Element location data:
◆ ◆ ◆

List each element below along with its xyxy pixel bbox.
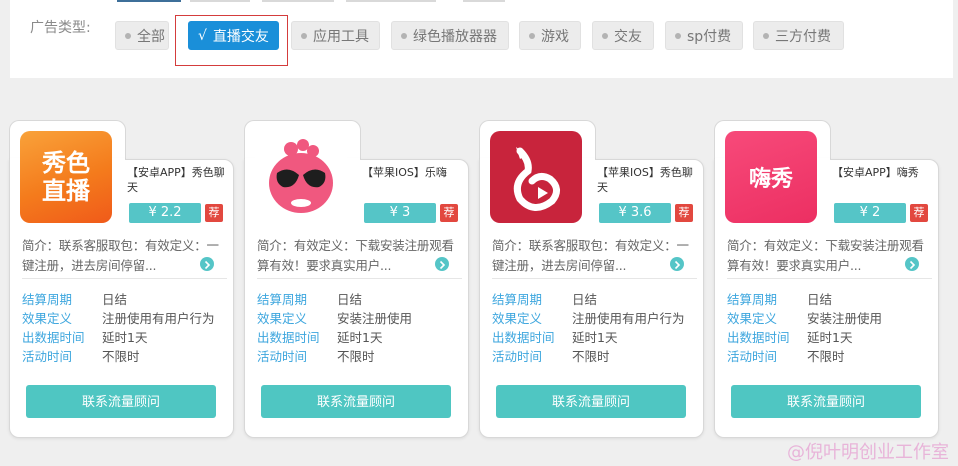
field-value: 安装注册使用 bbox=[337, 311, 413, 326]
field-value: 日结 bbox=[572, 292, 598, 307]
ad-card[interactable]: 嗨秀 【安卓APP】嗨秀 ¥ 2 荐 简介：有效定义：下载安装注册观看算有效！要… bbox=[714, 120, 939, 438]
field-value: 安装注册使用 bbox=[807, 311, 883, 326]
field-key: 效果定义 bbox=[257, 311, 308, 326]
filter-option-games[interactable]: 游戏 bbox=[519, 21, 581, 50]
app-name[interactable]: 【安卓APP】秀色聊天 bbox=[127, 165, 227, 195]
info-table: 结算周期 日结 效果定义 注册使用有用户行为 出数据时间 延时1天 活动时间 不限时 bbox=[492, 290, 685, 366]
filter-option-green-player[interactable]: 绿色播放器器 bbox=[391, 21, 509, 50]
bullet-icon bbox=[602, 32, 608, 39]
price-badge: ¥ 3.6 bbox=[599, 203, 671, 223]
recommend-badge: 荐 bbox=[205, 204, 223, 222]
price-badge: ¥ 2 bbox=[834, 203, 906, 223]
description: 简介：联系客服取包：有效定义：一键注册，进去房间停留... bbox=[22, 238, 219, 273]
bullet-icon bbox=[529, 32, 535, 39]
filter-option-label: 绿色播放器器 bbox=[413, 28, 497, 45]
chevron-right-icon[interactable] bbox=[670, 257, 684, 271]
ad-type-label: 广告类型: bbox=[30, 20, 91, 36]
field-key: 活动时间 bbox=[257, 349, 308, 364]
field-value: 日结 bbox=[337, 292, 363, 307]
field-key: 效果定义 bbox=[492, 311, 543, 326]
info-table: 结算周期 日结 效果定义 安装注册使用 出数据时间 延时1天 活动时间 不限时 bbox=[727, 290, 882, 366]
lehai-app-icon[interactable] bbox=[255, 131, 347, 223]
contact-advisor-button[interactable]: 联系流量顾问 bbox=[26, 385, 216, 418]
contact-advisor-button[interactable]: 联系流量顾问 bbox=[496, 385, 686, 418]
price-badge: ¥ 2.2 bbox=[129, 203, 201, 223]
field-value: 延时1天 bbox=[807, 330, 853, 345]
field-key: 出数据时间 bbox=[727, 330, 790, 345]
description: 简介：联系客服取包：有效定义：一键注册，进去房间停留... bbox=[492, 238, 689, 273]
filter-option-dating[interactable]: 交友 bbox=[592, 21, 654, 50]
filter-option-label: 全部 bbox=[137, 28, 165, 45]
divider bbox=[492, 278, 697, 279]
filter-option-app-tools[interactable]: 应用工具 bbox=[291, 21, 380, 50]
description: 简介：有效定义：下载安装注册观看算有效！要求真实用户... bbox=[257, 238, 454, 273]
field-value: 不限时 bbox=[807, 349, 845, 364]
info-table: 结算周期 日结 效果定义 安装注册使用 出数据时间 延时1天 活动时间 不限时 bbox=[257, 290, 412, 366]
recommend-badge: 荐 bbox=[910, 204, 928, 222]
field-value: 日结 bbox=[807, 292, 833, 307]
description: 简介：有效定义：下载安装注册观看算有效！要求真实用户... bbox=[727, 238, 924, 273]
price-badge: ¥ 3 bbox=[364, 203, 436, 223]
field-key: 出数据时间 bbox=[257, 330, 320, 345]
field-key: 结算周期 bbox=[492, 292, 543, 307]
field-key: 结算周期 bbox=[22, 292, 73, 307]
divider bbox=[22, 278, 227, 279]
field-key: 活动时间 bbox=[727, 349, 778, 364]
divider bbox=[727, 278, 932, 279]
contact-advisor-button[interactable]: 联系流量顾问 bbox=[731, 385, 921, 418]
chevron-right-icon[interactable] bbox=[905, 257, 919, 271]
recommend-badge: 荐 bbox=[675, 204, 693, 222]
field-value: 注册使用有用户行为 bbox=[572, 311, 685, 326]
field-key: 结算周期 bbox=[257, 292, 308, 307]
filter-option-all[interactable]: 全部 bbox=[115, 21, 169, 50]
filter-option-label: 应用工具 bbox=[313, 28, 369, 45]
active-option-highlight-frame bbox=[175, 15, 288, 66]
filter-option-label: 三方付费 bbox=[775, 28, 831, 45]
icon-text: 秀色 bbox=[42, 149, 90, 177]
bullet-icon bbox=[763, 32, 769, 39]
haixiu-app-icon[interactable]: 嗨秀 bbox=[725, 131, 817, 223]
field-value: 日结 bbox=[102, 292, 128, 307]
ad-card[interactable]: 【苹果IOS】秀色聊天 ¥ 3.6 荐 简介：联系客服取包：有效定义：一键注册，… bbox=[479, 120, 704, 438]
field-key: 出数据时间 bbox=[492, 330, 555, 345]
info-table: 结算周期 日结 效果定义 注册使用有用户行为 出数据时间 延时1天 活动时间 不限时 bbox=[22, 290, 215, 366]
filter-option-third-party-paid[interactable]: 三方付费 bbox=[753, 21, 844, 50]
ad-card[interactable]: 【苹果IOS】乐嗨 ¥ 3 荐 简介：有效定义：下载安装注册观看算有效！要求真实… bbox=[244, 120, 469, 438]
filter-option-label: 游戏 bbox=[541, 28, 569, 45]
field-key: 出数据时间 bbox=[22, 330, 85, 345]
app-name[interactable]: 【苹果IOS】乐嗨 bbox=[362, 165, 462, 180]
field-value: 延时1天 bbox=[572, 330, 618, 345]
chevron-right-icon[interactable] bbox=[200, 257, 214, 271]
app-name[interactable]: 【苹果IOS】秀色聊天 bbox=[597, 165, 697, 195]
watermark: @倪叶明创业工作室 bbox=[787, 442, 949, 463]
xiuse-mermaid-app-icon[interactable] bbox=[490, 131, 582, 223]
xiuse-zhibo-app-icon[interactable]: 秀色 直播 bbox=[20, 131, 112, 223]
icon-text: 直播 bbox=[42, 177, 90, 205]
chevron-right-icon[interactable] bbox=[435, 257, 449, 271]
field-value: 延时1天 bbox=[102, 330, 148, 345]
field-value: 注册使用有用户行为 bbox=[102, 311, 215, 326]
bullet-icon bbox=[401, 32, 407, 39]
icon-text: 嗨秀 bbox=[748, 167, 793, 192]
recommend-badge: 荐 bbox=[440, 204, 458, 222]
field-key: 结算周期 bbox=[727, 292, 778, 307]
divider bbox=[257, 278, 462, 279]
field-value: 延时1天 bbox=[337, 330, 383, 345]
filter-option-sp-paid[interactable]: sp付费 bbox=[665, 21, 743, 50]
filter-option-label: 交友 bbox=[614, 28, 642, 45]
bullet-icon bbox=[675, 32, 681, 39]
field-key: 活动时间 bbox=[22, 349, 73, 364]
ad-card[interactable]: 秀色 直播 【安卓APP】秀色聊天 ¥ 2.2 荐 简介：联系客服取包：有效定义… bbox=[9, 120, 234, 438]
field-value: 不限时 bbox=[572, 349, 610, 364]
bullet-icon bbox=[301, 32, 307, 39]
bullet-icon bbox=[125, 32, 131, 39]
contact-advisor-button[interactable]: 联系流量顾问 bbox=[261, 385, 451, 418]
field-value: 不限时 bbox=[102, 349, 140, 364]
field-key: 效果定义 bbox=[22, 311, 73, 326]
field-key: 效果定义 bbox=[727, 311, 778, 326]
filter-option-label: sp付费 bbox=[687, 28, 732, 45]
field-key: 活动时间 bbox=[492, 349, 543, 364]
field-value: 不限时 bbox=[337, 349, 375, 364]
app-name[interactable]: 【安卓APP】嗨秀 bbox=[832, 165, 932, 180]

◆ ◆ ◆

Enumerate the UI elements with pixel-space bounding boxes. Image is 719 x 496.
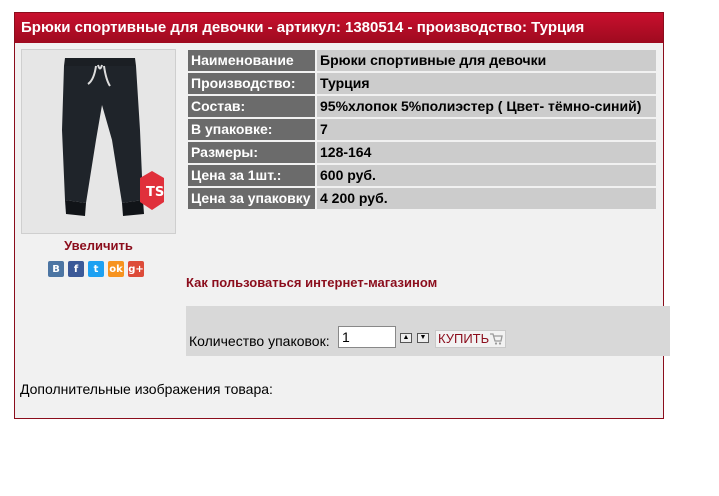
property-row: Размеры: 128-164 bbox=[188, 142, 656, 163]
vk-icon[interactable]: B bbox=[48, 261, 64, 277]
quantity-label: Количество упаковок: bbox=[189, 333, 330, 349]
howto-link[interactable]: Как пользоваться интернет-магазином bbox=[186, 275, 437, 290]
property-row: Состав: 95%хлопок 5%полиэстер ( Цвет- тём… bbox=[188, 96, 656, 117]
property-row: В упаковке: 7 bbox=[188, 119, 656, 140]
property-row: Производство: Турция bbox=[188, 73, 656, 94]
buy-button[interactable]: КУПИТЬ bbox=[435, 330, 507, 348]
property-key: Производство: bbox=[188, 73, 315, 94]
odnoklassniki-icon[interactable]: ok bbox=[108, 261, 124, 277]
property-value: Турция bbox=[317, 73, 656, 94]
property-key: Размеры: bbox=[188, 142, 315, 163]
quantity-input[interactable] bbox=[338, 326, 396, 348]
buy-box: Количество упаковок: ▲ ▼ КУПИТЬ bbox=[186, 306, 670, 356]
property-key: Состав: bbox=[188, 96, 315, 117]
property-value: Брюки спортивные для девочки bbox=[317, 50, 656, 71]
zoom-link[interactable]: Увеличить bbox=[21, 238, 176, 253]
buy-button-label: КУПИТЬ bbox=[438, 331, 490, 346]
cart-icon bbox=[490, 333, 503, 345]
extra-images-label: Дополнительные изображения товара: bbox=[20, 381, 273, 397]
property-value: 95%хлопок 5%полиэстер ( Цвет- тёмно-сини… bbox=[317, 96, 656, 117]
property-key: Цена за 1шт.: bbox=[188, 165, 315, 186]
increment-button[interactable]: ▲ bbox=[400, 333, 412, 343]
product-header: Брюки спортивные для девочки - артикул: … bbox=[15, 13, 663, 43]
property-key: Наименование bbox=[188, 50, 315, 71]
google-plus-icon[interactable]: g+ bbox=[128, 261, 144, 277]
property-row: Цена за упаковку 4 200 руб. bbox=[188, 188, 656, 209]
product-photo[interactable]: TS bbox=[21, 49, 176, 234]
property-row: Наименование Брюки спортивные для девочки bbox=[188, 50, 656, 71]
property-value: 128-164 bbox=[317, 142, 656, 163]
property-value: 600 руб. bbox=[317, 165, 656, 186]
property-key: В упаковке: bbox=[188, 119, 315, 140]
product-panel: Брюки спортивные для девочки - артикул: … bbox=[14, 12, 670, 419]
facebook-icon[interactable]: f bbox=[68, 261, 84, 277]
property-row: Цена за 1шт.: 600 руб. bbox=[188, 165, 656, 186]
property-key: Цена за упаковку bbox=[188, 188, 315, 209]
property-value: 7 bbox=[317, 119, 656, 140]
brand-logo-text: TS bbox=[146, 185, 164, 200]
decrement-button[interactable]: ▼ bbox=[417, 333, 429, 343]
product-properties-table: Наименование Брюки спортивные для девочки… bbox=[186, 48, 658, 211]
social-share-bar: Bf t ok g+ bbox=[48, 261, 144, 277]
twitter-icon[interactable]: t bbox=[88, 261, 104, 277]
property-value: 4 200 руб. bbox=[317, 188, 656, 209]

◆ ◆ ◆

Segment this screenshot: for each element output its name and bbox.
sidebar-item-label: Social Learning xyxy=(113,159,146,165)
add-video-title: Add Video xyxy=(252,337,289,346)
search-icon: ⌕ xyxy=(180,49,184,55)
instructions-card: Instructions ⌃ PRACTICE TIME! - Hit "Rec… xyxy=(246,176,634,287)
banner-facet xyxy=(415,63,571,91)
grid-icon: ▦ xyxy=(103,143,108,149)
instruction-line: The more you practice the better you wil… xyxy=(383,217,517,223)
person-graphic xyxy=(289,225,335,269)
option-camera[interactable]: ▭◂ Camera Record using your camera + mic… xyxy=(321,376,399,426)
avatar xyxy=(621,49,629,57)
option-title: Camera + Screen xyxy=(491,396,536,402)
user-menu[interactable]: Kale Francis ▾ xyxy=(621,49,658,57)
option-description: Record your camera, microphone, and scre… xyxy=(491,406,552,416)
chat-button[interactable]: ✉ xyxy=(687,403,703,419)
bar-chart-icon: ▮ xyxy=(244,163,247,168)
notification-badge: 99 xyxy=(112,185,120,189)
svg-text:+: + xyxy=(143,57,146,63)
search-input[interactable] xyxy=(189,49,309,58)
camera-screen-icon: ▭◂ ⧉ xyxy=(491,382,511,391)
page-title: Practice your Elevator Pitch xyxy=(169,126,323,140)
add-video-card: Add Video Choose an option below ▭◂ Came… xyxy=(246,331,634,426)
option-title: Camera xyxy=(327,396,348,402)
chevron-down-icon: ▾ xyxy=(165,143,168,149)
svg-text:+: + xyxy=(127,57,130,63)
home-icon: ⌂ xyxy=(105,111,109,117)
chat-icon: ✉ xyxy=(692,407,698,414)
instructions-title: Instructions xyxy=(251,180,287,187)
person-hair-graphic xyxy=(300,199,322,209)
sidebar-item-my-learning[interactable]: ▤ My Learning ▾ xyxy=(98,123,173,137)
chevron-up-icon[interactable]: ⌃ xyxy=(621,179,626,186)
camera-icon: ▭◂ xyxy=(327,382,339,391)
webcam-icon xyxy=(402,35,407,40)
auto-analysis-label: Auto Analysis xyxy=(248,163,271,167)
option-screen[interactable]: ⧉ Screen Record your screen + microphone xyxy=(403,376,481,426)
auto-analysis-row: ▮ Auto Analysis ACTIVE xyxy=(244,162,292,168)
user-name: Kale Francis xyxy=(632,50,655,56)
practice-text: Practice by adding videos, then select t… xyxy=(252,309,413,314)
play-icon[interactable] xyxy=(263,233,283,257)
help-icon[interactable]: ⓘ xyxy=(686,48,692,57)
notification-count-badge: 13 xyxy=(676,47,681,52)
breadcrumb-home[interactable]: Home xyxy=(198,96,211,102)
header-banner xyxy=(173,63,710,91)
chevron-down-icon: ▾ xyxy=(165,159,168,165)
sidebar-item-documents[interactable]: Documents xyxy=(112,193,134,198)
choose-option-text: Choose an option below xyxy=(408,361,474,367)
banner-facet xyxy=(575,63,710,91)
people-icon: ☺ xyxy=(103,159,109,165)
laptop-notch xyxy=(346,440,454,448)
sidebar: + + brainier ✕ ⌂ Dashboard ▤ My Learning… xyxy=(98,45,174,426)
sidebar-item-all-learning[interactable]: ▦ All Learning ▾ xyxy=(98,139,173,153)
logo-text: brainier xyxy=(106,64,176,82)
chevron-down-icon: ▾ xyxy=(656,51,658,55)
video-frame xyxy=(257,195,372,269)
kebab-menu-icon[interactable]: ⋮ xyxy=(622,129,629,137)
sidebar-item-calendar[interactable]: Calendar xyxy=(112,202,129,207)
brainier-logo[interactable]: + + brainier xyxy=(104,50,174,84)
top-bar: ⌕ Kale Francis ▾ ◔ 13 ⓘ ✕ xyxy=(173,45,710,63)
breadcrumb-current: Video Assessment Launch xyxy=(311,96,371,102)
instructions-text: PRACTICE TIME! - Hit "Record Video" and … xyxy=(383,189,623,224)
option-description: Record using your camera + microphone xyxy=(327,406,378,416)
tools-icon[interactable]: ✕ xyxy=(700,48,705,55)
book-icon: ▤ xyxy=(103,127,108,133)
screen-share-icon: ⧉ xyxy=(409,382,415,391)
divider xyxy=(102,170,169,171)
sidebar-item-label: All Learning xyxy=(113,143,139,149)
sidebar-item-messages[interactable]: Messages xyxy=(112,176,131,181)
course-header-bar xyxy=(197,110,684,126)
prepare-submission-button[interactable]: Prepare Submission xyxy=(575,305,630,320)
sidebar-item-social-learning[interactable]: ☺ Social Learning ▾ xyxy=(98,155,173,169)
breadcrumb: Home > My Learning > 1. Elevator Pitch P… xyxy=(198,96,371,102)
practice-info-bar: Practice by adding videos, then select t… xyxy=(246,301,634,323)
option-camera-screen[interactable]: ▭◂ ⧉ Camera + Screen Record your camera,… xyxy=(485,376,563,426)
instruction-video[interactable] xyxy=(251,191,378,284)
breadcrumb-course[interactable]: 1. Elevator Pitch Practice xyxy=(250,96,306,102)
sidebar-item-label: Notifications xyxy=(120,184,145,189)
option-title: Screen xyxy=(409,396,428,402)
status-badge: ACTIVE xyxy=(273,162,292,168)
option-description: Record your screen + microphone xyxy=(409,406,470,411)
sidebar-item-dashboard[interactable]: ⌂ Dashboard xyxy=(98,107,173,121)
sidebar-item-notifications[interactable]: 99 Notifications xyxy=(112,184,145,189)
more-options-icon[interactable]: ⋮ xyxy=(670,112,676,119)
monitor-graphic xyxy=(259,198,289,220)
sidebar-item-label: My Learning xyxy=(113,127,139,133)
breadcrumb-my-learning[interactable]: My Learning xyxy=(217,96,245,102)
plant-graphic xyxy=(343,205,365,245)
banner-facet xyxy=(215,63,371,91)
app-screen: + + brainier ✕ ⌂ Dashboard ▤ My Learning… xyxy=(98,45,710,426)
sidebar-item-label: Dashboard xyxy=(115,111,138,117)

◆ ◆ ◆

## DIRECTIONS FOR THIS TASK
Please copy the lines from the line with "Segment this screenshot: for" up to and including the line with "person-graphic xyxy=(289,225,335,269)", swapping "banner-facet" for "banner-panel" and leaving everything else the same.

## FINAL ANSWER
Segment this screenshot: for each element output its name and bbox.
sidebar-item-label: Social Learning xyxy=(113,159,146,165)
add-video-title: Add Video xyxy=(252,337,289,346)
search-icon: ⌕ xyxy=(180,49,184,55)
instructions-card: Instructions ⌃ PRACTICE TIME! - Hit "Rec… xyxy=(246,176,634,287)
banner-panel xyxy=(415,63,571,91)
grid-icon: ▦ xyxy=(103,143,108,149)
instruction-line: The more you practice the better you wil… xyxy=(383,217,517,223)
person-graphic xyxy=(289,225,335,269)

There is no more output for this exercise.